What is expected:
Look through the data below and return each line where "quinin" appears.

[Supplied records Boundary: Start]

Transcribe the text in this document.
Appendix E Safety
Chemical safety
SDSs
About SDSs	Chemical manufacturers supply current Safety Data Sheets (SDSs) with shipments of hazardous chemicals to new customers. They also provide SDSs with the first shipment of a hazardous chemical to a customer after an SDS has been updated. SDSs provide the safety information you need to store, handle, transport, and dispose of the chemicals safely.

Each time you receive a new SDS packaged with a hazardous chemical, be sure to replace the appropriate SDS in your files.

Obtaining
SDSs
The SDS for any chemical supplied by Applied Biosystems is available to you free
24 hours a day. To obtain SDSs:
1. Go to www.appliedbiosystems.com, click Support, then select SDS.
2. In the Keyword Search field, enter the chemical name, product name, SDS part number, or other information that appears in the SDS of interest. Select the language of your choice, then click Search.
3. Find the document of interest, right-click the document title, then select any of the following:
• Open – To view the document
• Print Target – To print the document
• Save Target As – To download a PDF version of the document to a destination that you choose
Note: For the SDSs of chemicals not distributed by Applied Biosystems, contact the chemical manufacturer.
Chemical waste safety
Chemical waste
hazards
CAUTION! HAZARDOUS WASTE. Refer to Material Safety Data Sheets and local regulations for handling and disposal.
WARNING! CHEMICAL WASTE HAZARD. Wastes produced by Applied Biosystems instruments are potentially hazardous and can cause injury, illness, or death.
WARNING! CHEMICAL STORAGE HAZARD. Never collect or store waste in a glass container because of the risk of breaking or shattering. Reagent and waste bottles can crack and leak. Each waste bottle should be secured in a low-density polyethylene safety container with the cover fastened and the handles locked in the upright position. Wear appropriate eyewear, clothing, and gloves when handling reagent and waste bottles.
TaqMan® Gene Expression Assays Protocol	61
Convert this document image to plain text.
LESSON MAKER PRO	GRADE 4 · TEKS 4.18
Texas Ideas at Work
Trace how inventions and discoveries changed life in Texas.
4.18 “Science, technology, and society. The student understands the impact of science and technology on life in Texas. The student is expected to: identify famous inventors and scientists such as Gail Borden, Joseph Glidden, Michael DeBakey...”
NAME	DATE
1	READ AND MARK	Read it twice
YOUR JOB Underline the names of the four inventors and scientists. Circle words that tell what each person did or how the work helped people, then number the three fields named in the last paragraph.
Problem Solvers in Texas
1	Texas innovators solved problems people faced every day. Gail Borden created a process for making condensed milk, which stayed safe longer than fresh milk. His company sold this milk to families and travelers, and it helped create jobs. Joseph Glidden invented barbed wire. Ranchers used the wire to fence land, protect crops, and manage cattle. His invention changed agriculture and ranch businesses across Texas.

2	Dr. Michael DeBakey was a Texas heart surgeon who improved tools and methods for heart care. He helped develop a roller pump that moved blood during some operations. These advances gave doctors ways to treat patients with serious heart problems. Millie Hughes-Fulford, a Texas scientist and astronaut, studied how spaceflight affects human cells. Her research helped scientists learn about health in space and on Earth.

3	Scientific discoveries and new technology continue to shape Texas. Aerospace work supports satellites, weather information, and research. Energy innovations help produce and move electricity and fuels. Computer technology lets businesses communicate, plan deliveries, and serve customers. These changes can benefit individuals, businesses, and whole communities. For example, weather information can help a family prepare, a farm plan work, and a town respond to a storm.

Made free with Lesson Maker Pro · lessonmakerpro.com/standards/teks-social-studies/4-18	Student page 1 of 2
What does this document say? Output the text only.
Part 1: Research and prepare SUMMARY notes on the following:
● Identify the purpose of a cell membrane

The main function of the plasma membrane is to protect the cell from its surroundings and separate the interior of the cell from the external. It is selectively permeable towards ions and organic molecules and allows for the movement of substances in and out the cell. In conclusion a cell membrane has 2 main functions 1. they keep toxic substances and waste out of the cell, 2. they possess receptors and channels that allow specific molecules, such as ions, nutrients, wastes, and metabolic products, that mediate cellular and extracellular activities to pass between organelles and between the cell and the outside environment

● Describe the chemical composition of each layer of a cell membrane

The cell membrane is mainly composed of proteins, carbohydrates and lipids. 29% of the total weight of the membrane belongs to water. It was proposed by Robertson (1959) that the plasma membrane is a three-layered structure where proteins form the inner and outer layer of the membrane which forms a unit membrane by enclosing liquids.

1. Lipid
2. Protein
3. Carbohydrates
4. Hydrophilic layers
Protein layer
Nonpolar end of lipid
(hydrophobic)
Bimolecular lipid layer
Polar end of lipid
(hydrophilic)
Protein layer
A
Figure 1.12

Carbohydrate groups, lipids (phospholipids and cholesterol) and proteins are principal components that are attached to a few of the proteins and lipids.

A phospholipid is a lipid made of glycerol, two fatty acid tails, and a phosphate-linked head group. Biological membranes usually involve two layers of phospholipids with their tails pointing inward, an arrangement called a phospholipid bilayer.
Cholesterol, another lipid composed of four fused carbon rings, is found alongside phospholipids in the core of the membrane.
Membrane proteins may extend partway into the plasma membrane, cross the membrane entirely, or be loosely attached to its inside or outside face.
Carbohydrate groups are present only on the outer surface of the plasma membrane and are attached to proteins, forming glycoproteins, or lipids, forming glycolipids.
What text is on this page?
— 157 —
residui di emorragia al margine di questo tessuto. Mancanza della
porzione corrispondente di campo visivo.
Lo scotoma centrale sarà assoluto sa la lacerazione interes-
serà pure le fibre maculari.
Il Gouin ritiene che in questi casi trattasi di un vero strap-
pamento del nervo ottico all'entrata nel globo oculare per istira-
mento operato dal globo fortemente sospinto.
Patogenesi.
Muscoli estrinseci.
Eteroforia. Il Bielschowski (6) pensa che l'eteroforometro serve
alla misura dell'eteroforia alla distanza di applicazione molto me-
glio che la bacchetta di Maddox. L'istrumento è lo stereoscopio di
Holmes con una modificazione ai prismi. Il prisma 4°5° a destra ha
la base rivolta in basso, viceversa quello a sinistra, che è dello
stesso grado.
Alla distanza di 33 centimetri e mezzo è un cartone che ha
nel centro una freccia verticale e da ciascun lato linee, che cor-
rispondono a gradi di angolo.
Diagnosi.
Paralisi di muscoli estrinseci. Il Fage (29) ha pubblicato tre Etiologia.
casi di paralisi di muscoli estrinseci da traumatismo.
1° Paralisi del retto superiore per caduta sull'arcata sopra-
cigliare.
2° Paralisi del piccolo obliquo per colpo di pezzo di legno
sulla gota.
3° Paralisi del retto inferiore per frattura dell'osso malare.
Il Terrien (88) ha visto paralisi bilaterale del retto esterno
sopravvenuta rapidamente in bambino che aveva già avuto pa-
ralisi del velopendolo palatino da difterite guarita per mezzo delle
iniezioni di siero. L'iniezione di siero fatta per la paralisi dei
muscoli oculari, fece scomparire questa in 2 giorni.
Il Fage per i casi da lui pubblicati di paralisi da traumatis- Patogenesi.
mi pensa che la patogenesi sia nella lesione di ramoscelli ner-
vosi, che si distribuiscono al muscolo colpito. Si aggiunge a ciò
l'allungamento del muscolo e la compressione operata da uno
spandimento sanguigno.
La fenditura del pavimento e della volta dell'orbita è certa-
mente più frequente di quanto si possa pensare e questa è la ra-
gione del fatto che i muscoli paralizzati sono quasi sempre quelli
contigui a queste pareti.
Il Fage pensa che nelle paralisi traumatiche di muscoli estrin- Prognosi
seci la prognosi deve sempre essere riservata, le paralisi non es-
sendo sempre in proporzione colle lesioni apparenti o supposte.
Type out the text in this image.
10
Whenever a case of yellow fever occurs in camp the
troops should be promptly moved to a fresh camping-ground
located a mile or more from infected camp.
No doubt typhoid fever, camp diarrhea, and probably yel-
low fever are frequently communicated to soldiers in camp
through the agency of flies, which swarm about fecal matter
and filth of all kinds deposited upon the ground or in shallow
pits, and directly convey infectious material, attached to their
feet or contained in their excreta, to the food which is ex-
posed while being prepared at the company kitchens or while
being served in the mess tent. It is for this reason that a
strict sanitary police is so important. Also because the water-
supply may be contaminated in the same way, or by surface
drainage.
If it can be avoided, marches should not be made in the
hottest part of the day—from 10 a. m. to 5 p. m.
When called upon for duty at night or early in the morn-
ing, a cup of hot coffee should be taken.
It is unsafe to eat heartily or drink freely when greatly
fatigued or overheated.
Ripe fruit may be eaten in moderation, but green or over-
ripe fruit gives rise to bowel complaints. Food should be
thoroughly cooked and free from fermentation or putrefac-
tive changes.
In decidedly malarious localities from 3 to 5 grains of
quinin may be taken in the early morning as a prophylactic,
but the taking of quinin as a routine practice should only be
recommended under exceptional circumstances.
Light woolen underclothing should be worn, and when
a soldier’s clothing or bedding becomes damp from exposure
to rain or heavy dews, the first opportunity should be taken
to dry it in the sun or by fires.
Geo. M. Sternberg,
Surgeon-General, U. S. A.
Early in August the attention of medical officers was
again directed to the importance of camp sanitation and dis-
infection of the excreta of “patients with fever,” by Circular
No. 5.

[Supplied records Boundary: End]

Written answer:
quinin may be taken in the early morning as a prophylactic,
but the taking of quinin as a routine practice should only be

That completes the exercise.